[Lines of data]
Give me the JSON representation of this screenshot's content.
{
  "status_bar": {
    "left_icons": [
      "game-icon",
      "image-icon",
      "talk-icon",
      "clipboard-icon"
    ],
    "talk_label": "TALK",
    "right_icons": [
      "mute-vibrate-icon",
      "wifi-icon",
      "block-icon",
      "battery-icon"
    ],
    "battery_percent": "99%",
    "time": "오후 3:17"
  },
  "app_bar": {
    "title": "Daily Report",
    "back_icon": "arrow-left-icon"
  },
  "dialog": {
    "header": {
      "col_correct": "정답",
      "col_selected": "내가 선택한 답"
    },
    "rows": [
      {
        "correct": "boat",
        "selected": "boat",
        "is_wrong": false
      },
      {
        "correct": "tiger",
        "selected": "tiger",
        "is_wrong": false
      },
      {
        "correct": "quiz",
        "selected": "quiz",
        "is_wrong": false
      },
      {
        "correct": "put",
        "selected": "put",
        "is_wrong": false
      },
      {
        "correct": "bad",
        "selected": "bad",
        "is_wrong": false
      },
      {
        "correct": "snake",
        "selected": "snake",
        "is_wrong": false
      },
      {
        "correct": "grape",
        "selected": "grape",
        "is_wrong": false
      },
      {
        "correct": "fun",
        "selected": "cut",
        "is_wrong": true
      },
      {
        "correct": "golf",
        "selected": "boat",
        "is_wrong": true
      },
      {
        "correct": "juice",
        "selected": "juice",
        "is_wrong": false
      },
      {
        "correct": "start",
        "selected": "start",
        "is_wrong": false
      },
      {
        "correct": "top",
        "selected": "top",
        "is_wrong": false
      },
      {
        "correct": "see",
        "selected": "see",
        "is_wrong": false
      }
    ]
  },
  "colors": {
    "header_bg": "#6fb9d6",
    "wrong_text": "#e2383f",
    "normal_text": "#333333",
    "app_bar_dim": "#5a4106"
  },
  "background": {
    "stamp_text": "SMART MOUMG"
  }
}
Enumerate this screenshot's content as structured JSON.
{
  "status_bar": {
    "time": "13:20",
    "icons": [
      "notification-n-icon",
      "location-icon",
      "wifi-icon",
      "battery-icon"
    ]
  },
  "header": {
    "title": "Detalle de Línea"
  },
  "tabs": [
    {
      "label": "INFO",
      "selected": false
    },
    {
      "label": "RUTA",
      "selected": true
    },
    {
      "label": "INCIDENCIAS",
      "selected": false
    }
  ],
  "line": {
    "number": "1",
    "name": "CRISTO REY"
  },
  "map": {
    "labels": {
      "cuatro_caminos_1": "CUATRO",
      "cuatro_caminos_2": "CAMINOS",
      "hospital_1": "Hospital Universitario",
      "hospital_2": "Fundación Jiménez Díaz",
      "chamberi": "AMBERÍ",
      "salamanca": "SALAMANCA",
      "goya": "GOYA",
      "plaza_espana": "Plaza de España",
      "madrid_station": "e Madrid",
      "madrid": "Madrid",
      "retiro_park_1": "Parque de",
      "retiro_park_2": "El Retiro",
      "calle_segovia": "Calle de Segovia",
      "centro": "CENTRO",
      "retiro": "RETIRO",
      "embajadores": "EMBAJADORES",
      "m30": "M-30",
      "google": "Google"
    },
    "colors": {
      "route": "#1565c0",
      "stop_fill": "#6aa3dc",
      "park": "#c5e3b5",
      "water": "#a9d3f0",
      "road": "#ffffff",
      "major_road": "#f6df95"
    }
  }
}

Written problem: Word for word, quote the lines from the line containing "Enumerate this screenshot's" through the end of the material, both included, and nothing else.

Answer below:
Enumerate this screenshot's content as structured JSON.
{
  "status_bar": {
    "time": "13:20",
    "icons": [
      "notification-n-icon",
      "location-icon",
      "wifi-icon",
      "battery-icon"
    ]
  },
  "header": {
    "title": "Detalle de Línea"
  },
  "tabs": [
    {
      "label": "INFO",
      "selected": false
    },
    {
      "label": "RUTA",
      "selected": true
    },
    {
      "label": "INCIDENCIAS",
      "selected": false
    }
  ],
  "line": {
    "number": "1",
    "name": "CRISTO REY"
  },
  "map": {
    "labels": {
      "cuatro_caminos_1": "CUATRO",
      "cuatro_caminos_2": "CAMINOS",
      "hospital_1": "Hospital Universitario",
      "hospital_2": "Fundación Jiménez Díaz",
      "chamberi": "AMBERÍ",
      "salamanca": "SALAMANCA",
      "goya": "GOYA",
      "plaza_espana": "Plaza de España",
      "madrid_station": "e Madrid",
      "madrid": "Madrid",
      "retiro_park_1": "Parque de",
      "retiro_park_2": "El Retiro",
      "calle_segovia": "Calle de Segovia",
      "centro": "CENTRO",
      "retiro": "RETIRO",
      "embajadores": "EMBAJADORES",
      "m30": "M-30",
      "google": "Google"
    },
    "colors": {
      "route": "#1565c0",
      "stop_fill": "#6aa3dc",
      "park": "#c5e3b5",
      "water": "#a9d3f0",
      "road": "#ffffff",
      "major_road": "#f6df95"
    }
  }
}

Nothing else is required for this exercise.